- WRITTEN PROBLEM: Reproduce every entry exactly.

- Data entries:
########################################
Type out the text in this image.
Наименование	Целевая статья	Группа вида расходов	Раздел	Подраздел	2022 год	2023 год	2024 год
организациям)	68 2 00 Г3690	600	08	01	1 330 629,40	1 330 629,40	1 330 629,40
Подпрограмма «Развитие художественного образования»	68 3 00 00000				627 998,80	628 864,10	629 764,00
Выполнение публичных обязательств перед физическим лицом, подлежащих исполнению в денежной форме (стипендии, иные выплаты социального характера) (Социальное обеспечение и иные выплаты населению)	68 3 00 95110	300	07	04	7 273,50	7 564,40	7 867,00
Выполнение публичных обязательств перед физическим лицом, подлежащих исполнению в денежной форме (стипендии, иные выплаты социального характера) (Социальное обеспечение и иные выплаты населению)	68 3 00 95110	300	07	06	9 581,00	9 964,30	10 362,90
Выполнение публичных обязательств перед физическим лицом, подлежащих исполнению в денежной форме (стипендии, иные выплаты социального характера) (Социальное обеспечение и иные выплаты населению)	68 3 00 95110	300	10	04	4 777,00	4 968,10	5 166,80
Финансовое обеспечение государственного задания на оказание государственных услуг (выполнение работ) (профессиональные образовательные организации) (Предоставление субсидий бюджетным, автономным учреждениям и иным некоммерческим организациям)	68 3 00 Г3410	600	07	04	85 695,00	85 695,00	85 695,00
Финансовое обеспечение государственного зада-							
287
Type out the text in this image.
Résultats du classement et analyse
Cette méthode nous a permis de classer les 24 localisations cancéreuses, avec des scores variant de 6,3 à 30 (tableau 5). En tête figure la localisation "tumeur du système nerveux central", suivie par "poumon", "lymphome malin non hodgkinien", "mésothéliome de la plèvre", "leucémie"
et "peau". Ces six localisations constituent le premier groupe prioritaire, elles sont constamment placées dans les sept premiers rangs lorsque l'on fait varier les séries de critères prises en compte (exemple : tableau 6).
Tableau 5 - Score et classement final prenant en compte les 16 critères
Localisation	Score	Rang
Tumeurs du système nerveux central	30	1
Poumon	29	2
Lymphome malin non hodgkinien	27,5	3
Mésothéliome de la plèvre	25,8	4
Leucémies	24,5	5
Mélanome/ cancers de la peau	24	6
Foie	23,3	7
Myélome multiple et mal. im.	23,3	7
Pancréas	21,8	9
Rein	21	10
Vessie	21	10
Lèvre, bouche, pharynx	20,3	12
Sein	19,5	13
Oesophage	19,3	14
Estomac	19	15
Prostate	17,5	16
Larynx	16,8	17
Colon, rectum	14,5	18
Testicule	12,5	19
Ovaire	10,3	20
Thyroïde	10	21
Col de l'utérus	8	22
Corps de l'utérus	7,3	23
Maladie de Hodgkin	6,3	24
########################################
- TASK SOLUTION:
Type out the text in this image.
Наименование	Целевая статья	Группа вида расходов	Раздел	Подраздел	2022 год	2023 год	2024 год
организациям)	68 2 00 Г3690	600	08	01	1 330 629,40	1 330 629,40	1 330 629,40
Подпрограмма «Развитие художественного образования»	68 3 00 00000				627 998,80	628 864,10	629 764,00
Выполнение публичных обязательств перед физическим лицом, подлежащих исполнению в денежной форме (стипендии, иные выплаты социального характера) (Социальное обеспечение и иные выплаты населению)	68 3 00 95110	300	07	04	7 273,50	7 564,40	7 867,00
Выполнение публичных обязательств перед физическим лицом, подлежащих исполнению в денежной форме (стипендии, иные выплаты социального характера) (Социальное обеспечение и иные выплаты населению)	68 3 00 95110	300	07	06	9 581,00	9 964,30	10 362,90
Выполнение публичных обязательств перед физическим лицом, подлежащих исполнению в денежной форме (стипендии, иные выплаты социального характера) (Социальное обеспечение и иные выплаты населению)	68 3 00 95110	300	10	04	4 777,00	4 968,10	5 166,80
Финансовое обеспечение государственного задания на оказание государственных услуг (выполнение работ) (профессиональные образовательные организации) (Предоставление субсидий бюджетным, автономным учреждениям и иным некоммерческим организациям)	68 3 00 Г3410	600	07	04	85 695,00	85 695,00	85 695,00
Финансовое обеспечение государственного зада-							
287
Type out the text in this image.
Résultats du classement et analyse
Cette méthode nous a permis de classer les 24 localisations cancéreuses, avec des scores variant de 6,3 à 30 (tableau 5). En tête figure la localisation "tumeur du système nerveux central", suivie par "poumon", "lymphome malin non hodgkinien", "mésothéliome de la plèvre", "leucémie"
et "peau". Ces six localisations constituent le premier groupe prioritaire, elles sont constamment placées dans les sept premiers rangs lorsque l'on fait varier les séries de critères prises en compte (exemple : tableau 6).
Tableau 5 - Score et classement final prenant en compte les 16 critères
Localisation	Score	Rang
Tumeurs du système nerveux central	30	1
Poumon	29	2
Lymphome malin non hodgkinien	27,5	3
Mésothéliome de la plèvre	25,8	4
Leucémies	24,5	5
Mélanome/ cancers de la peau	24	6
Foie	23,3	7
Myélome multiple et mal. im.	23,3	7
Pancréas	21,8	9
Rein	21	10
Vessie	21	10
Lèvre, bouche, pharynx	20,3	12
Sein	19,5	13
Oesophage	19,3	14
Estomac	19	15
Prostate	17,5	16
Larynx	16,8	17
Colon, rectum	14,5	18
Testicule	12,5	19
Ovaire	10,3	20
Thyroïde	10	21
Col de l'utérus	8	22
Corps de l'utérus	7,3	23
Maladie de Hodgkin	6,3	24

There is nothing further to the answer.